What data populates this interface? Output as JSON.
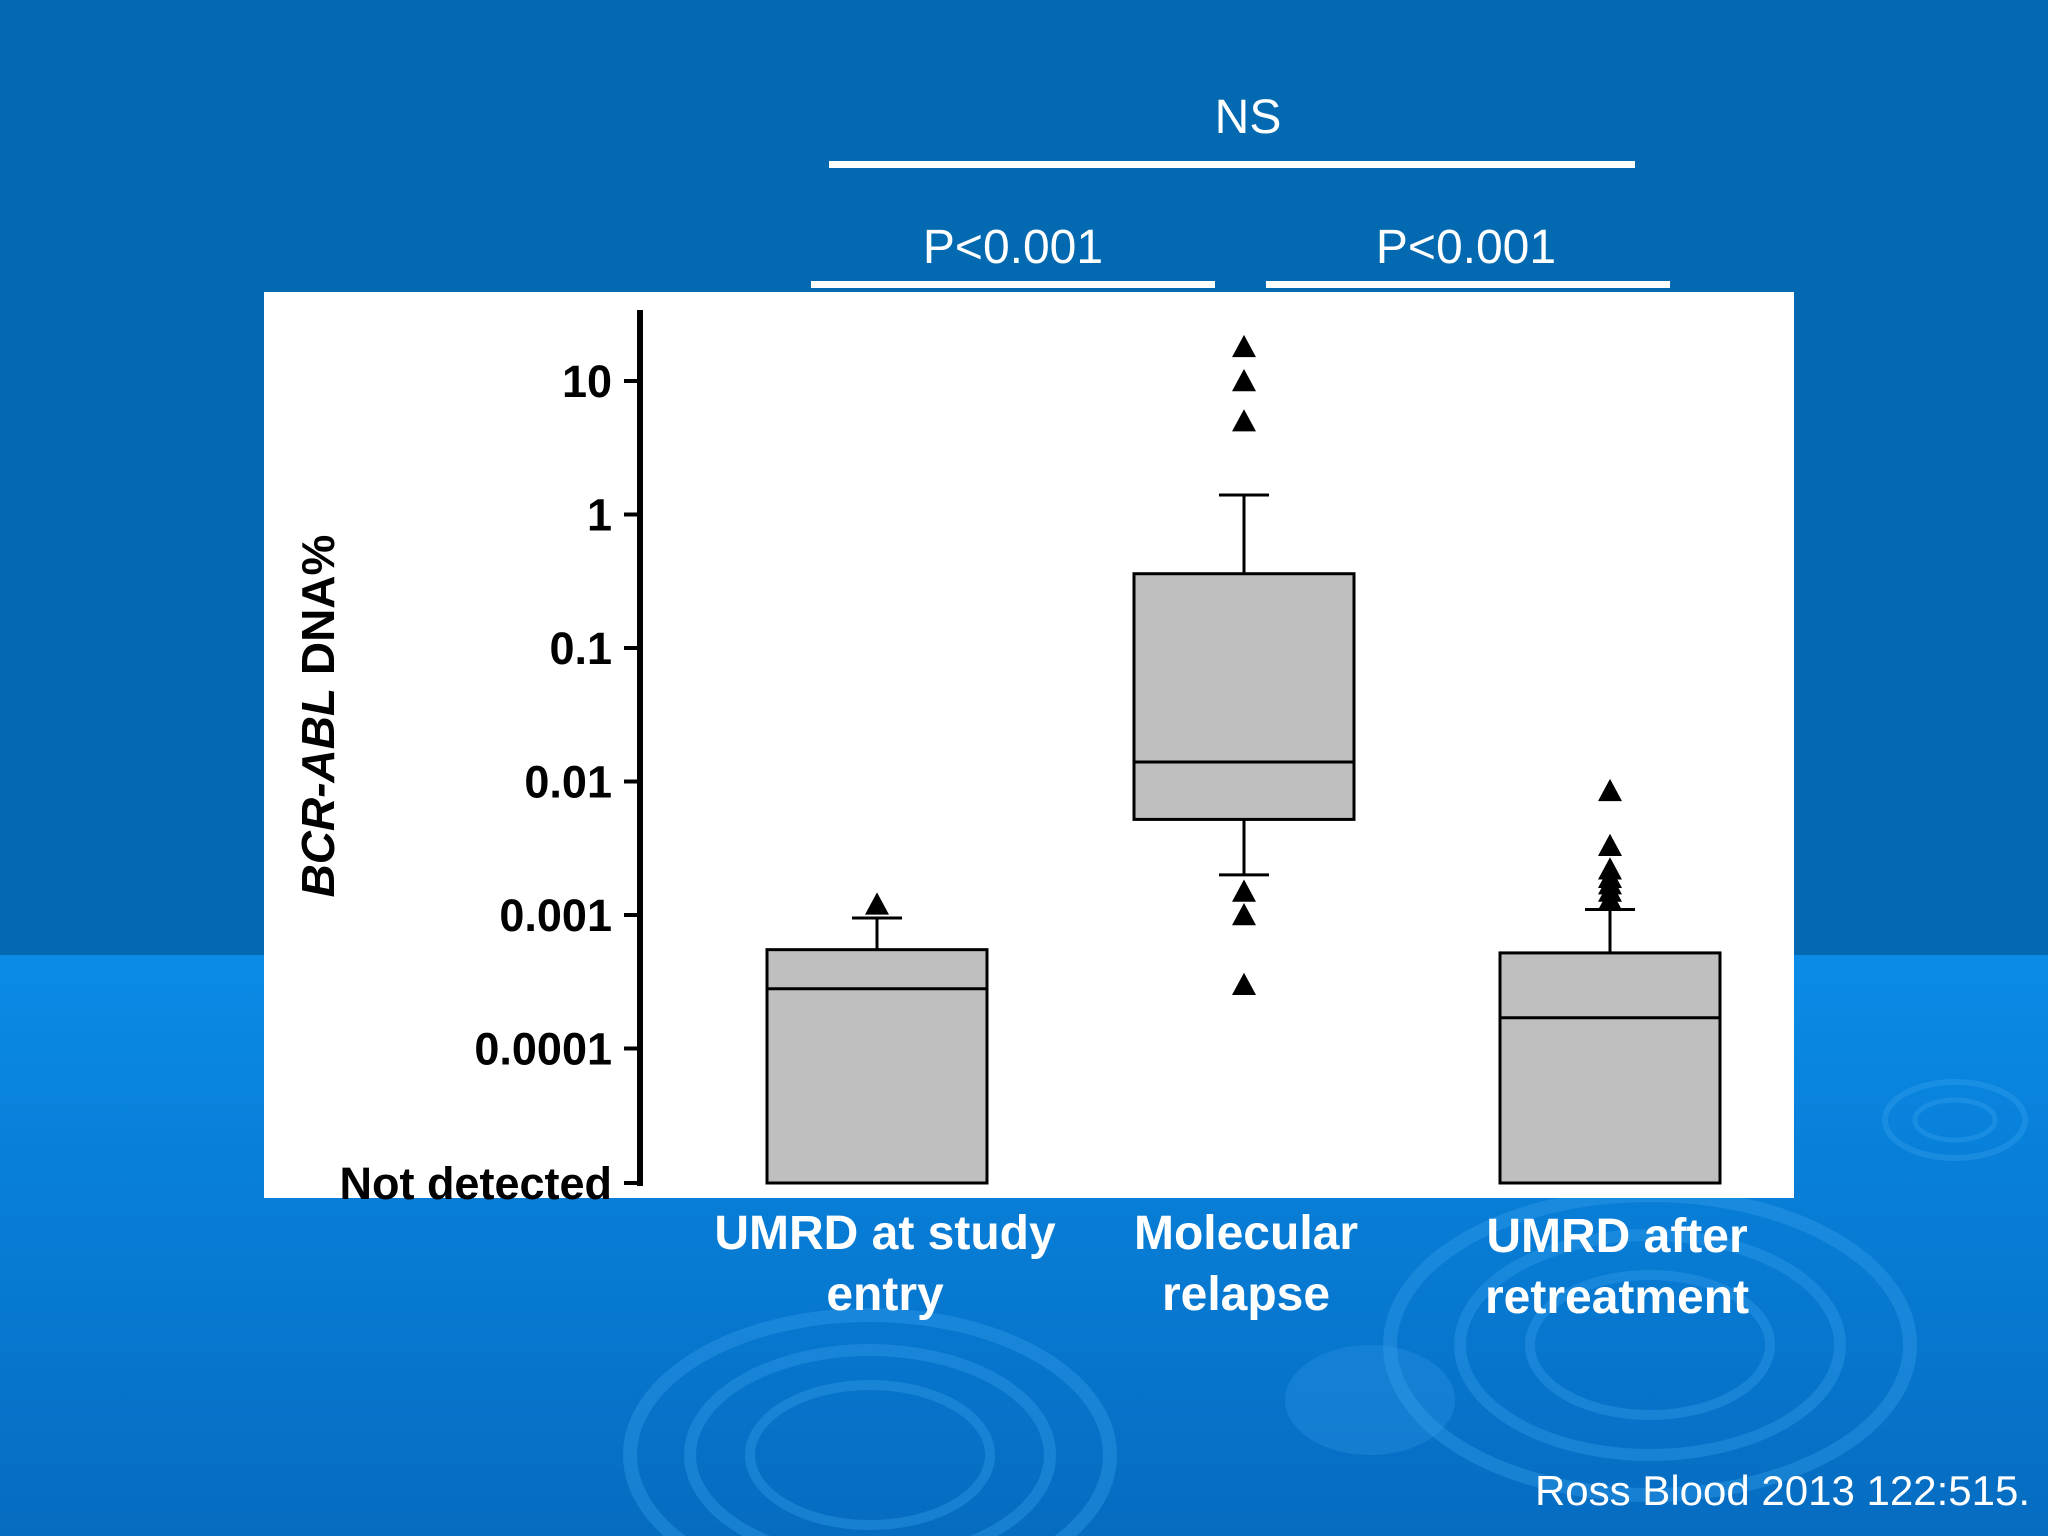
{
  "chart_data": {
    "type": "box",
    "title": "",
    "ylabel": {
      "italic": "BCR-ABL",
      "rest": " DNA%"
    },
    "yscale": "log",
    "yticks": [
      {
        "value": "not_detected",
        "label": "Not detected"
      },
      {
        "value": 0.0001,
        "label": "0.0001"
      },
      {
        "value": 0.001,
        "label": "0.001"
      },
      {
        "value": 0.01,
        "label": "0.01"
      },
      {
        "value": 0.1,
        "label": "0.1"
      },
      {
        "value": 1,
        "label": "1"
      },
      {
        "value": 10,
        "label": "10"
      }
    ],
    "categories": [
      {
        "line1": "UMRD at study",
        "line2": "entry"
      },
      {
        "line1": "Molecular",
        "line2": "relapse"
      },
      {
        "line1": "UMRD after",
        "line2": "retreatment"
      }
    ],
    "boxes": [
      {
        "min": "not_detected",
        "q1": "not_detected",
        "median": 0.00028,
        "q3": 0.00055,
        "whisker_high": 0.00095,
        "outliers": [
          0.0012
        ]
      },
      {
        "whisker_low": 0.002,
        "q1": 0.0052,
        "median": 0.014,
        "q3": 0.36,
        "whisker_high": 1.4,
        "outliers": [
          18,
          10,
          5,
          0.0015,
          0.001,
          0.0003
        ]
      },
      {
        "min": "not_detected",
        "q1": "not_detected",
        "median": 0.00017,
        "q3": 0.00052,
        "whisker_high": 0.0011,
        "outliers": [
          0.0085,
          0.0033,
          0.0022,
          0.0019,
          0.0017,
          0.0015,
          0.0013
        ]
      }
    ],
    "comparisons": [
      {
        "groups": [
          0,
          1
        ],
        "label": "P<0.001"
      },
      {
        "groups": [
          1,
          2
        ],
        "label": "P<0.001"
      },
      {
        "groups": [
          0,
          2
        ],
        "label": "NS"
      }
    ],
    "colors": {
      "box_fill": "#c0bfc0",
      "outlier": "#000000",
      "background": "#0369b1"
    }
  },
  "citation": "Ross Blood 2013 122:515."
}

TASK DIRECTIONS
Transcribe the preceding listing in its entirety and with exact wording, leaving out pictures.

SOLUTION TO THE EXERCISE
What data populates this interface? Output as JSON.
{
  "chart_data": {
    "type": "box",
    "title": "",
    "ylabel": {
      "italic": "BCR-ABL",
      "rest": " DNA%"
    },
    "yscale": "log",
    "yticks": [
      {
        "value": "not_detected",
        "label": "Not detected"
      },
      {
        "value": 0.0001,
        "label": "0.0001"
      },
      {
        "value": 0.001,
        "label": "0.001"
      },
      {
        "value": 0.01,
        "label": "0.01"
      },
      {
        "value": 0.1,
        "label": "0.1"
      },
      {
        "value": 1,
        "label": "1"
      },
      {
        "value": 10,
        "label": "10"
      }
    ],
    "categories": [
      {
        "line1": "UMRD at study",
        "line2": "entry"
      },
      {
        "line1": "Molecular",
        "line2": "relapse"
      },
      {
        "line1": "UMRD after",
        "line2": "retreatment"
      }
    ],
    "boxes": [
      {
        "min": "not_detected",
        "q1": "not_detected",
        "median": 0.00028,
        "q3": 0.00055,
        "whisker_high": 0.00095,
        "outliers": [
          0.0012
        ]
      },
      {
        "whisker_low": 0.002,
        "q1": 0.0052,
        "median": 0.014,
        "q3": 0.36,
        "whisker_high": 1.4,
        "outliers": [
          18,
          10,
          5,
          0.0015,
          0.001,
          0.0003
        ]
      },
      {
        "min": "not_detected",
        "q1": "not_detected",
        "median": 0.00017,
        "q3": 0.00052,
        "whisker_high": 0.0011,
        "outliers": [
          0.0085,
          0.0033,
          0.0022,
          0.0019,
          0.0017,
          0.0015,
          0.0013
        ]
      }
    ],
    "comparisons": [
      {
        "groups": [
          0,
          1
        ],
        "label": "P<0.001"
      },
      {
        "groups": [
          1,
          2
        ],
        "label": "P<0.001"
      },
      {
        "groups": [
          0,
          2
        ],
        "label": "NS"
      }
    ],
    "colors": {
      "box_fill": "#c0bfc0",
      "outlier": "#000000",
      "background": "#0369b1"
    }
  },
  "citation": "Ross Blood 2013 122:515."
}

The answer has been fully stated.